--- START Entries ---

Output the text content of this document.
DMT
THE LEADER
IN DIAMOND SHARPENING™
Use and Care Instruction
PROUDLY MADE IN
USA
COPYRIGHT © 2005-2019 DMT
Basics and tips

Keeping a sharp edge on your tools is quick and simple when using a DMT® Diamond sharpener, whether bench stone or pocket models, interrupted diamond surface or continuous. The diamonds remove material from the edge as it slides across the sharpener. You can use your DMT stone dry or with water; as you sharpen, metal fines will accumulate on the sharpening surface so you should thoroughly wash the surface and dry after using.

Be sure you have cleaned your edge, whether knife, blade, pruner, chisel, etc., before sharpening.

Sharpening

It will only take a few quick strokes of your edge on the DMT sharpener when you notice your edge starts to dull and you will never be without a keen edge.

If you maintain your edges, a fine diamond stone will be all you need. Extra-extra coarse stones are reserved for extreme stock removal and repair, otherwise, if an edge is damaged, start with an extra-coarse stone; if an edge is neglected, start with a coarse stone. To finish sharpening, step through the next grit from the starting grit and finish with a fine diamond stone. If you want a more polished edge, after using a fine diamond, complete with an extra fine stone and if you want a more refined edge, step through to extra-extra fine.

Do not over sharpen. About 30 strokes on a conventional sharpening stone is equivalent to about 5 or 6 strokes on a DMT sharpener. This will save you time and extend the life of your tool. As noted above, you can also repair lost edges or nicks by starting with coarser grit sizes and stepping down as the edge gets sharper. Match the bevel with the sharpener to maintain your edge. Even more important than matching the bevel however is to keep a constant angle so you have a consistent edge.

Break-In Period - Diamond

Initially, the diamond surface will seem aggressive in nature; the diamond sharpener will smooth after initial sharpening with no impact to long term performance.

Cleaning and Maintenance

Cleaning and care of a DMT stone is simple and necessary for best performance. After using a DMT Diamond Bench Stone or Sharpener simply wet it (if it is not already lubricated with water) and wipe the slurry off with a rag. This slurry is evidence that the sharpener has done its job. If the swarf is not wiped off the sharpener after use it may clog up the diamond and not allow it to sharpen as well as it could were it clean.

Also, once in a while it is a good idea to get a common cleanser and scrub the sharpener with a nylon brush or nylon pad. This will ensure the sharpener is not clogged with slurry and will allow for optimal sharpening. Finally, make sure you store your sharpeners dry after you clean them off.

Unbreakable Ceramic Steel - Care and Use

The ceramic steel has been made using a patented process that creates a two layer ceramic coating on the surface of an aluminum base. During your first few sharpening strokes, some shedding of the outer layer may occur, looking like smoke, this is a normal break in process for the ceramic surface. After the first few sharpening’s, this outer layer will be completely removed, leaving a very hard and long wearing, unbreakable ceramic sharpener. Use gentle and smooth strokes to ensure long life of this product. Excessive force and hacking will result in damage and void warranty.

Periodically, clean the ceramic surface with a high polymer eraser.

--- END Entries ---

## Prompt
Repeat the material above exactly.

## Task response
Output the text content of this document.
DMT
THE LEADER
IN DIAMOND SHARPENING™
Use and Care Instruction
PROUDLY MADE IN
USA
COPYRIGHT © 2005-2019 DMT
Basics and tips

Keeping a sharp edge on your tools is quick and simple when using a DMT® Diamond sharpener, whether bench stone or pocket models, interrupted diamond surface or continuous. The diamonds remove material from the edge as it slides across the sharpener. You can use your DMT stone dry or with water; as you sharpen, metal fines will accumulate on the sharpening surface so you should thoroughly wash the surface and dry after using.

Be sure you have cleaned your edge, whether knife, blade, pruner, chisel, etc., before sharpening.

Sharpening

It will only take a few quick strokes of your edge on the DMT sharpener when you notice your edge starts to dull and you will never be without a keen edge.

If you maintain your edges, a fine diamond stone will be all you need. Extra-extra coarse stones are reserved for extreme stock removal and repair, otherwise, if an edge is damaged, start with an extra-coarse stone; if an edge is neglected, start with a coarse stone. To finish sharpening, step through the next grit from the starting grit and finish with a fine diamond stone. If you want a more polished edge, after using a fine diamond, complete with an extra fine stone and if you want a more refined edge, step through to extra-extra fine.

Do not over sharpen. About 30 strokes on a conventional sharpening stone is equivalent to about 5 or 6 strokes on a DMT sharpener. This will save you time and extend the life of your tool. As noted above, you can also repair lost edges or nicks by starting with coarser grit sizes and stepping down as the edge gets sharper. Match the bevel with the sharpener to maintain your edge. Even more important than matching the bevel however is to keep a constant angle so you have a consistent edge.

Break-In Period - Diamond

Initially, the diamond surface will seem aggressive in nature; the diamond sharpener will smooth after initial sharpening with no impact to long term performance.

Cleaning and Maintenance

Cleaning and care of a DMT stone is simple and necessary for best performance. After using a DMT Diamond Bench Stone or Sharpener simply wet it (if it is not already lubricated with water) and wipe the slurry off with a rag. This slurry is evidence that the sharpener has done its job. If the swarf is not wiped off the sharpener after use it may clog up the diamond and not allow it to sharpen as well as it could were it clean.

Also, once in a while it is a good idea to get a common cleanser and scrub the sharpener with a nylon brush or nylon pad. This will ensure the sharpener is not clogged with slurry and will allow for optimal sharpening. Finally, make sure you store your sharpeners dry after you clean them off.

Unbreakable Ceramic Steel - Care and Use

The ceramic steel has been made using a patented process that creates a two layer ceramic coating on the surface of an aluminum base. During your first few sharpening strokes, some shedding of the outer layer may occur, looking like smoke, this is a normal break in process for the ceramic surface. After the first few sharpening’s, this outer layer will be completely removed, leaving a very hard and long wearing, unbreakable ceramic sharpener. Use gentle and smooth strokes to ensure long life of this product. Excessive force and hacking will result in damage and void warranty.

Periodically, clean the ceramic surface with a high polymer eraser.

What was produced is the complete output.